* Work to complete: Reproduce the records below in their entirety, character for character.
** Start of Record excerpts **
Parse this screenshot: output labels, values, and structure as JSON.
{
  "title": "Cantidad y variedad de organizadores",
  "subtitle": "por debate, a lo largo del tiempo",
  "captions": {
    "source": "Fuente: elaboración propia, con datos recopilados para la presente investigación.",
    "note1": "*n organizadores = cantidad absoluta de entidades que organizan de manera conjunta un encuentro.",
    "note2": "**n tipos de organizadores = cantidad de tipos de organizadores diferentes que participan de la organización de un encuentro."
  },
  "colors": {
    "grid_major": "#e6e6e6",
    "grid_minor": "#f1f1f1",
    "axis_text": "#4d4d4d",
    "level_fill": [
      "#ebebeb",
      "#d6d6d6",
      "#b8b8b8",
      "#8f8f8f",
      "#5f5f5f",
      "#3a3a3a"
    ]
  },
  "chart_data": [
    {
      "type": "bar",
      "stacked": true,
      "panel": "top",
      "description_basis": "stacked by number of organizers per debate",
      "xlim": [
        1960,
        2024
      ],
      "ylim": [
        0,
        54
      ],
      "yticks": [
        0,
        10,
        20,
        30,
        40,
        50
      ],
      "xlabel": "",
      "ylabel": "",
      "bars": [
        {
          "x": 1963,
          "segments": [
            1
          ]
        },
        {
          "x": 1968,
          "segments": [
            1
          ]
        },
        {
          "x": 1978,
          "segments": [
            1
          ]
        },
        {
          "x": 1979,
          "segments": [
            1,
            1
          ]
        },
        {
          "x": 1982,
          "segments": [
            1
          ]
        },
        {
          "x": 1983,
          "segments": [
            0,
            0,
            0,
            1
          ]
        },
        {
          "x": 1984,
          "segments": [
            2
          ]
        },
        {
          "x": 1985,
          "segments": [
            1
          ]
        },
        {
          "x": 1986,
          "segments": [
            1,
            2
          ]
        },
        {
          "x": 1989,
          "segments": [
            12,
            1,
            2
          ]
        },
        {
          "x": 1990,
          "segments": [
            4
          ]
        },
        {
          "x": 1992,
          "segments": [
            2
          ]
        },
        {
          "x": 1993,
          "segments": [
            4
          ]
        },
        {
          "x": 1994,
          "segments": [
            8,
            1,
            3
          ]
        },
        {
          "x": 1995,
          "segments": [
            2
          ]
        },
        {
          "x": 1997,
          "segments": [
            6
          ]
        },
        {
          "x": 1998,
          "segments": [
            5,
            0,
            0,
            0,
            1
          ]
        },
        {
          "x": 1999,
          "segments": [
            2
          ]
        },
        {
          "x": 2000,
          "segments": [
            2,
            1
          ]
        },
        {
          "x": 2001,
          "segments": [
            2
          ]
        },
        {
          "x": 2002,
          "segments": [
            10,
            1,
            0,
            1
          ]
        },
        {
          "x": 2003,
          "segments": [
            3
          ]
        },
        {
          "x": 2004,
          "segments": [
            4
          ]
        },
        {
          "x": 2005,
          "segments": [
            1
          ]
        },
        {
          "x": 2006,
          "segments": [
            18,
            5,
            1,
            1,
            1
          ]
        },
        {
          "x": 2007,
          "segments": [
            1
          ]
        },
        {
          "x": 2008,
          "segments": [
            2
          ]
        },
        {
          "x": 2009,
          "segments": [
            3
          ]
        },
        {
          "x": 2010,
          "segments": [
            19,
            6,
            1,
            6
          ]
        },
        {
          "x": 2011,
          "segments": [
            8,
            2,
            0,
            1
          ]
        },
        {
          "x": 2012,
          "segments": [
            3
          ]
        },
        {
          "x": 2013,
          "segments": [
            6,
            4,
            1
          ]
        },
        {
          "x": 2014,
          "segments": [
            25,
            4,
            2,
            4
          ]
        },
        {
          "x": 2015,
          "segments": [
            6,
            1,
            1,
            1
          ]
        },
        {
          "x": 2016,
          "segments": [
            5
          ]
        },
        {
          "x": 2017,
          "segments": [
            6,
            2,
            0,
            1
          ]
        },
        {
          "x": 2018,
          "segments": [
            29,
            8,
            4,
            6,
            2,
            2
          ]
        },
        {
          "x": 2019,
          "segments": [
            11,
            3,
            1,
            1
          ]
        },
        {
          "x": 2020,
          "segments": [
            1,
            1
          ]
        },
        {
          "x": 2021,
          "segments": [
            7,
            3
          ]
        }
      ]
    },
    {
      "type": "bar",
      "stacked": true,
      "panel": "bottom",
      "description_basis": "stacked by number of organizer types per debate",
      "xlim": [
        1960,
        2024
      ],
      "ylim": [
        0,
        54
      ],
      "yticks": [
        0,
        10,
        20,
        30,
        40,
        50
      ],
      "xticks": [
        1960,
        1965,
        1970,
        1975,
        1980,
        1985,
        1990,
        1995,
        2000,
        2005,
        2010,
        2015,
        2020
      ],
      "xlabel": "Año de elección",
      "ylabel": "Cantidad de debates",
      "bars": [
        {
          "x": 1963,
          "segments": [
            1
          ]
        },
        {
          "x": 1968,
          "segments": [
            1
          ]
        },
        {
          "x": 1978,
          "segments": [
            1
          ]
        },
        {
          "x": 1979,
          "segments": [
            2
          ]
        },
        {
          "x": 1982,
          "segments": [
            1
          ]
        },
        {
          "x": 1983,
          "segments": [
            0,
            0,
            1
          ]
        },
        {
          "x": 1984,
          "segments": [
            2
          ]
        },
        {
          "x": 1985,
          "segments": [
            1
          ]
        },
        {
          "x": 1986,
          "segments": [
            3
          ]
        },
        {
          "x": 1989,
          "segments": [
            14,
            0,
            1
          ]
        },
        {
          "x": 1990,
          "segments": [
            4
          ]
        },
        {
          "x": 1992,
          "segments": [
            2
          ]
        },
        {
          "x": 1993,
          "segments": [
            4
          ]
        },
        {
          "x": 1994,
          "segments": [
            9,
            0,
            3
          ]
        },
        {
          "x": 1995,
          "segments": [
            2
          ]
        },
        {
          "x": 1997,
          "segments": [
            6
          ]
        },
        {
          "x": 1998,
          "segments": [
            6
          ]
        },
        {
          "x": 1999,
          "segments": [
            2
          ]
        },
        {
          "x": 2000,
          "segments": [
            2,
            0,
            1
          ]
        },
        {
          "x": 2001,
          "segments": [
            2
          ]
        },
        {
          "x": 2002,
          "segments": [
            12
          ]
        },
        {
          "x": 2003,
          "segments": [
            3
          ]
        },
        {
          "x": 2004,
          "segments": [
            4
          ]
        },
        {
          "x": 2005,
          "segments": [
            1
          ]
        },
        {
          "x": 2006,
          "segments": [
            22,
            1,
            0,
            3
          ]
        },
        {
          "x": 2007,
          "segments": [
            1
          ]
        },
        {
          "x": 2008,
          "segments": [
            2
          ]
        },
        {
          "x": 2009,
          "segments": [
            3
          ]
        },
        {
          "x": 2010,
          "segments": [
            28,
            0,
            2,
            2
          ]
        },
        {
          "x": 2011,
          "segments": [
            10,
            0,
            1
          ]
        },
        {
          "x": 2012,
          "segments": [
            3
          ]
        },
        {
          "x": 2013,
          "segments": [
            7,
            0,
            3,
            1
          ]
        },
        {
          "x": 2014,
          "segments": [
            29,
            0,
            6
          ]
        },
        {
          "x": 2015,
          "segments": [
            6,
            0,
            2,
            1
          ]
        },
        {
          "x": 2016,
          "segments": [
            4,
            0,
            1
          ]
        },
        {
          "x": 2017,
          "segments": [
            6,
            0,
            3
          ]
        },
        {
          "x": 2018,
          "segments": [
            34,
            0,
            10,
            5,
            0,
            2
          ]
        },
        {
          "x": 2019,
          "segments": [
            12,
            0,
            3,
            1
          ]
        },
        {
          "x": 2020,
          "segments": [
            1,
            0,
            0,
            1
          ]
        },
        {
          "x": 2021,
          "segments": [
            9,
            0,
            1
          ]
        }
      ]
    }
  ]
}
** End of Record excerpts **
* Answer to this exercise:
Parse this screenshot: output labels, values, and structure as JSON.
{
  "title": "Cantidad y variedad de organizadores",
  "subtitle": "por debate, a lo largo del tiempo",
  "captions": {
    "source": "Fuente: elaboración propia, con datos recopilados para la presente investigación.",
    "note1": "*n organizadores = cantidad absoluta de entidades que organizan de manera conjunta un encuentro.",
    "note2": "**n tipos de organizadores = cantidad de tipos de organizadores diferentes que participan de la organización de un encuentro."
  },
  "colors": {
    "grid_major": "#e6e6e6",
    "grid_minor": "#f1f1f1",
    "axis_text": "#4d4d4d",
    "level_fill": [
      "#ebebeb",
      "#d6d6d6",
      "#b8b8b8",
      "#8f8f8f",
      "#5f5f5f",
      "#3a3a3a"
    ]
  },
  "chart_data": [
    {
      "type": "bar",
      "stacked": true,
      "panel": "top",
      "description_basis": "stacked by number of organizers per debate",
      "xlim": [
        1960,
        2024
      ],
      "ylim": [
        0,
        54
      ],
      "yticks": [
        0,
        10,
        20,
        30,
        40,
        50
      ],
      "xlabel": "",
      "ylabel": "",
      "bars": [
        {
          "x": 1963,
          "segments": [
            1
          ]
        },
        {
          "x": 1968,
          "segments": [
            1
          ]
        },
        {
          "x": 1978,
          "segments": [
            1
          ]
        },
        {
          "x": 1979,
          "segments": [
            1,
            1
          ]
        },
        {
          "x": 1982,
          "segments": [
            1
          ]
        },
        {
          "x": 1983,
          "segments": [
            0,
            0,
            0,
            1
          ]
        },
        {
          "x": 1984,
          "segments": [
            2
          ]
        },
        {
          "x": 1985,
          "segments": [
            1
          ]
        },
        {
          "x": 1986,
          "segments": [
            1,
            2
          ]
        },
        {
          "x": 1989,
          "segments": [
            12,
            1,
            2
          ]
        },
        {
          "x": 1990,
          "segments": [
            4
          ]
        },
        {
          "x": 1992,
          "segments": [
            2
          ]
        },
        {
          "x": 1993,
          "segments": [
            4
          ]
        },
        {
          "x": 1994,
          "segments": [
            8,
            1,
            3
          ]
        },
        {
          "x": 1995,
          "segments": [
            2
          ]
        },
        {
          "x": 1997,
          "segments": [
            6
          ]
        },
        {
          "x": 1998,
          "segments": [
            5,
            0,
            0,
            0,
            1
          ]
        },
        {
          "x": 1999,
          "segments": [
            2
          ]
        },
        {
          "x": 2000,
          "segments": [
            2,
            1
          ]
        },
        {
          "x": 2001,
          "segments": [
            2
          ]
        },
        {
          "x": 2002,
          "segments": [
            10,
            1,
            0,
            1
          ]
        },
        {
          "x": 2003,
          "segments": [
            3
          ]
        },
        {
          "x": 2004,
          "segments": [
            4
          ]
        },
        {
          "x": 2005,
          "segments": [
            1
          ]
        },
        {
          "x": 2006,
          "segments": [
            18,
            5,
            1,
            1,
            1
          ]
        },
        {
          "x": 2007,
          "segments": [
            1
          ]
        },
        {
          "x": 2008,
          "segments": [
            2
          ]
        },
        {
          "x": 2009,
          "segments": [
            3
          ]
        },
        {
          "x": 2010,
          "segments": [
            19,
            6,
            1,
            6
          ]
        },
        {
          "x": 2011,
          "segments": [
            8,
            2,
            0,
            1
          ]
        },
        {
          "x": 2012,
          "segments": [
            3
          ]
        },
        {
          "x": 2013,
          "segments": [
            6,
            4,
            1
          ]
        },
        {
          "x": 2014,
          "segments": [
            25,
            4,
            2,
            4
          ]
        },
        {
          "x": 2015,
          "segments": [
            6,
            1,
            1,
            1
          ]
        },
        {
          "x": 2016,
          "segments": [
            5
          ]
        },
        {
          "x": 2017,
          "segments": [
            6,
            2,
            0,
            1
          ]
        },
        {
          "x": 2018,
          "segments": [
            29,
            8,
            4,
            6,
            2,
            2
          ]
        },
        {
          "x": 2019,
          "segments": [
            11,
            3,
            1,
            1
          ]
        },
        {
          "x": 2020,
          "segments": [
            1,
            1
          ]
        },
        {
          "x": 2021,
          "segments": [
            7,
            3
          ]
        }
      ]
    },
    {
      "type": "bar",
      "stacked": true,
      "panel": "bottom",
      "description_basis": "stacked by number of organizer types per debate",
      "xlim": [
        1960,
        2024
      ],
      "ylim": [
        0,
        54
      ],
      "yticks": [
        0,
        10,
        20,
        30,
        40,
        50
      ],
      "xticks": [
        1960,
        1965,
        1970,
        1975,
        1980,
        1985,
        1990,
        1995,
        2000,
        2005,
        2010,
        2015,
        2020
      ],
      "xlabel": "Año de elección",
      "ylabel": "Cantidad de debates",
      "bars": [
        {
          "x": 1963,
          "segments": [
            1
          ]
        },
        {
          "x": 1968,
          "segments": [
            1
          ]
        },
        {
          "x": 1978,
          "segments": [
            1
          ]
        },
        {
          "x": 1979,
          "segments": [
            2
          ]
        },
        {
          "x": 1982,
          "segments": [
            1
          ]
        },
        {
          "x": 1983,
          "segments": [
            0,
            0,
            1
          ]
        },
        {
          "x": 1984,
          "segments": [
            2
          ]
        },
        {
          "x": 1985,
          "segments": [
            1
          ]
        },
        {
          "x": 1986,
          "segments": [
            3
          ]
        },
        {
          "x": 1989,
          "segments": [
            14,
            0,
            1
          ]
        },
        {
          "x": 1990,
          "segments": [
            4
          ]
        },
        {
          "x": 1992,
          "segments": [
            2
          ]
        },
        {
          "x": 1993,
          "segments": [
            4
          ]
        },
        {
          "x": 1994,
          "segments": [
            9,
            0,
            3
          ]
        },
        {
          "x": 1995,
          "segments": [
            2
          ]
        },
        {
          "x": 1997,
          "segments": [
            6
          ]
        },
        {
          "x": 1998,
          "segments": [
            6
          ]
        },
        {
          "x": 1999,
          "segments": [
            2
          ]
        },
        {
          "x": 2000,
          "segments": [
            2,
            0,
            1
          ]
        },
        {
          "x": 2001,
          "segments": [
            2
          ]
        },
        {
          "x": 2002,
          "segments": [
            12
          ]
        },
        {
          "x": 2003,
          "segments": [
            3
          ]
        },
        {
          "x": 2004,
          "segments": [
            4
          ]
        },
        {
          "x": 2005,
          "segments": [
            1
          ]
        },
        {
          "x": 2006,
          "segments": [
            22,
            1,
            0,
            3
          ]
        },
        {
          "x": 2007,
          "segments": [
            1
          ]
        },
        {
          "x": 2008,
          "segments": [
            2
          ]
        },
        {
          "x": 2009,
          "segments": [
            3
          ]
        },
        {
          "x": 2010,
          "segments": [
            28,
            0,
            2,
            2
          ]
        },
        {
          "x": 2011,
          "segments": [
            10,
            0,
            1
          ]
        },
        {
          "x": 2012,
          "segments": [
            3
          ]
        },
        {
          "x": 2013,
          "segments": [
            7,
            0,
            3,
            1
          ]
        },
        {
          "x": 2014,
          "segments": [
            29,
            0,
            6
          ]
        },
        {
          "x": 2015,
          "segments": [
            6,
            0,
            2,
            1
          ]
        },
        {
          "x": 2016,
          "segments": [
            4,
            0,
            1
          ]
        },
        {
          "x": 2017,
          "segments": [
            6,
            0,
            3
          ]
        },
        {
          "x": 2018,
          "segments": [
            34,
            0,
            10,
            5,
            0,
            2
          ]
        },
        {
          "x": 2019,
          "segments": [
            12,
            0,
            3,
            1
          ]
        },
        {
          "x": 2020,
          "segments": [
            1,
            0,
            0,
            1
          ]
        },
        {
          "x": 2021,
          "segments": [
            9,
            0,
            1
          ]
        }
      ]
    }
  ]
}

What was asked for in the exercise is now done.